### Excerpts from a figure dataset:

========

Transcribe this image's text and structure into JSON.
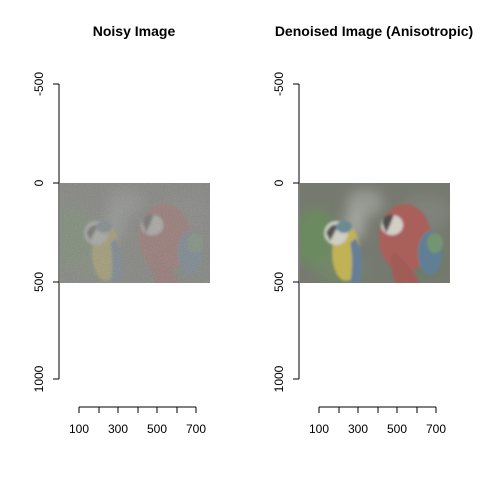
{
  "panels": [
    {
      "title": "Noisy Image",
      "y_ticks": [
        "-500",
        "0",
        "500",
        "1000"
      ],
      "x_ticks": [
        "100",
        "300",
        "500",
        "700"
      ],
      "content": "noisy macaw parrots photo"
    },
    {
      "title": "Denoised Image (Anisotropic)",
      "y_ticks": [
        "-500",
        "0",
        "500",
        "1000"
      ],
      "x_ticks": [
        "100",
        "300",
        "500",
        "700"
      ],
      "content": "denoised macaw parrots photo"
    }
  ],
  "colors": {
    "background": "#ffffff",
    "axis": "#000000",
    "photo_bg": "#5f6358",
    "foliage": "#5a7a4a",
    "blue_yellow_macaw_yellow": "#c9b43a",
    "blue_yellow_macaw_blue": "#4a6a8a",
    "scarlet_macaw_red": "#a8403c"
  }
}
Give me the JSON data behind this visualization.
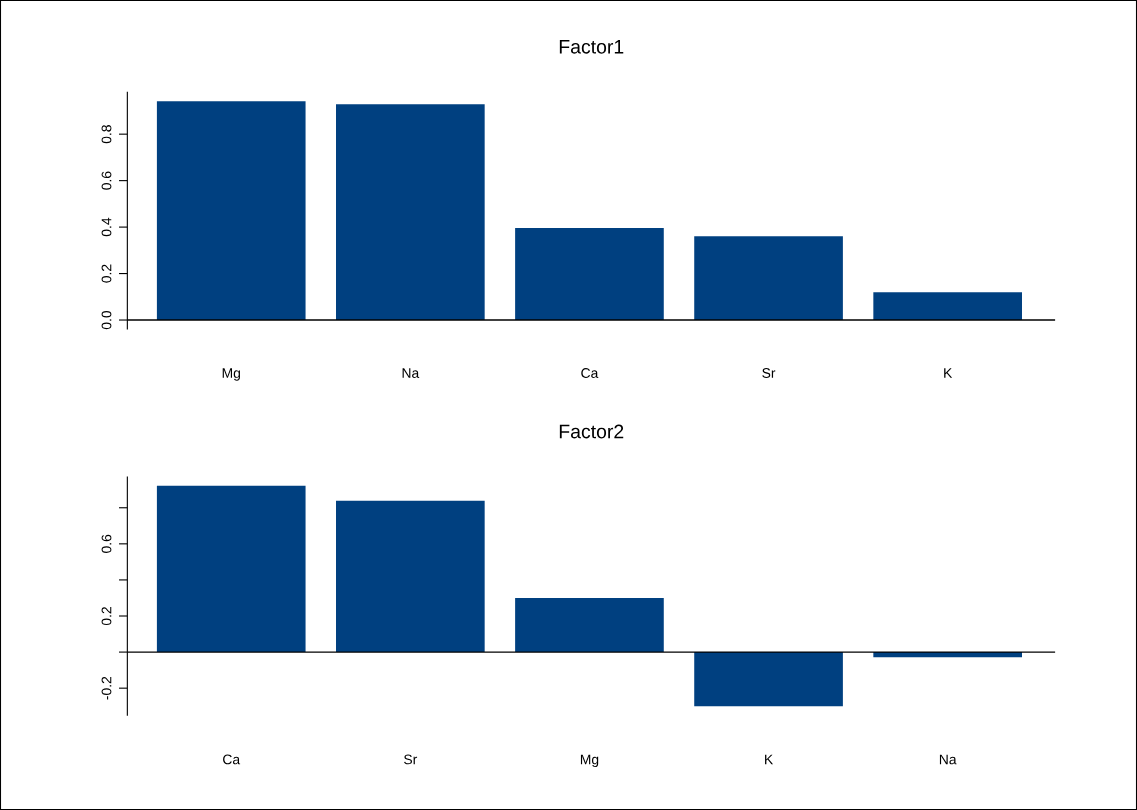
{
  "chart_data": [
    {
      "type": "bar",
      "title": "Factor1",
      "categories": [
        "Mg",
        "Na",
        "Ca",
        "Sr",
        "K"
      ],
      "values": [
        0.942,
        0.929,
        0.396,
        0.361,
        0.12
      ],
      "color": "#004080",
      "ylim": [
        -0.038,
        0.98
      ],
      "yticks": [
        {
          "value": 0,
          "label": "0.0"
        },
        {
          "value": 0.2,
          "label": "0.2"
        },
        {
          "value": 0.4,
          "label": "0.4"
        },
        {
          "value": 0.6,
          "label": "0.6"
        },
        {
          "value": 0.8,
          "label": "0.8"
        }
      ],
      "grid": false,
      "ref_lines": [
        {
          "axis": "y",
          "value": 0,
          "color": "#000000"
        }
      ]
    },
    {
      "type": "bar",
      "title": "Factor2",
      "categories": [
        "Ca",
        "Sr",
        "Mg",
        "K",
        "Na"
      ],
      "values": [
        0.922,
        0.839,
        0.3,
        -0.3,
        -0.028
      ],
      "color": "#004080",
      "ylim": [
        -0.35,
        0.97
      ],
      "yticks": [
        {
          "value": -0.2,
          "label": "-0.2"
        },
        {
          "value": 0.0,
          "label": null
        },
        {
          "value": 0.2,
          "label": "0.2"
        },
        {
          "value": 0.4,
          "label": null
        },
        {
          "value": 0.6,
          "label": "0.6"
        },
        {
          "value": 0.8,
          "label": null
        }
      ],
      "grid": false,
      "ref_lines": [
        {
          "axis": "y",
          "value": 0,
          "color": "#000000"
        }
      ]
    }
  ]
}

========

### SET TASK:
Each line in the records above should be reproduced exactly; images are not copied.

### RESULT FOR THIS TASK:
Transcribe this image's text and structure into JSON.
{
  "panels": [
    {
      "title": "Noisy Image",
      "y_ticks": [
        "-500",
        "0",
        "500",
        "1000"
      ],
      "x_ticks": [
        "100",
        "300",
        "500",
        "700"
      ],
      "content": "noisy macaw parrots photo"
    },
    {
      "title": "Denoised Image (Anisotropic)",
      "y_ticks": [
        "-500",
        "0",
        "500",
        "1000"
      ],
      "x_ticks": [
        "100",
        "300",
        "500",
        "700"
      ],
      "content": "denoised macaw parrots photo"
    }
  ],
  "colors": {
    "background": "#ffffff",
    "axis": "#000000",
    "photo_bg": "#5f6358",
    "foliage": "#5a7a4a",
    "blue_yellow_macaw_yellow": "#c9b43a",
    "blue_yellow_macaw_blue": "#4a6a8a",
    "scarlet_macaw_red": "#a8403c"
  }
}
Give me the JSON data behind this visualization.
{
  "chart_data": [
    {
      "type": "bar",
      "title": "Factor1",
      "categories": [
        "Mg",
        "Na",
        "Ca",
        "Sr",
        "K"
      ],
      "values": [
        0.942,
        0.929,
        0.396,
        0.361,
        0.12
      ],
      "color": "#004080",
      "ylim": [
        -0.038,
        0.98
      ],
      "yticks": [
        {
          "value": 0,
          "label": "0.0"
        },
        {
          "value": 0.2,
          "label": "0.2"
        },
        {
          "value": 0.4,
          "label": "0.4"
        },
        {
          "value": 0.6,
          "label": "0.6"
        },
        {
          "value": 0.8,
          "label": "0.8"
        }
      ],
      "grid": false,
      "ref_lines": [
        {
          "axis": "y",
          "value": 0,
          "color": "#000000"
        }
      ]
    },
    {
      "type": "bar",
      "title": "Factor2",
      "categories": [
        "Ca",
        "Sr",
        "Mg",
        "K",
        "Na"
      ],
      "values": [
        0.922,
        0.839,
        0.3,
        -0.3,
        -0.028
      ],
      "color": "#004080",
      "ylim": [
        -0.35,
        0.97
      ],
      "yticks": [
        {
          "value": -0.2,
          "label": "-0.2"
        },
        {
          "value": 0.0,
          "label": null
        },
        {
          "value": 0.2,
          "label": "0.2"
        },
        {
          "value": 0.4,
          "label": null
        },
        {
          "value": 0.6,
          "label": "0.6"
        },
        {
          "value": 0.8,
          "label": null
        }
      ],
      "grid": false,
      "ref_lines": [
        {
          "axis": "y",
          "value": 0,
          "color": "#000000"
        }
      ]
    }
  ]
}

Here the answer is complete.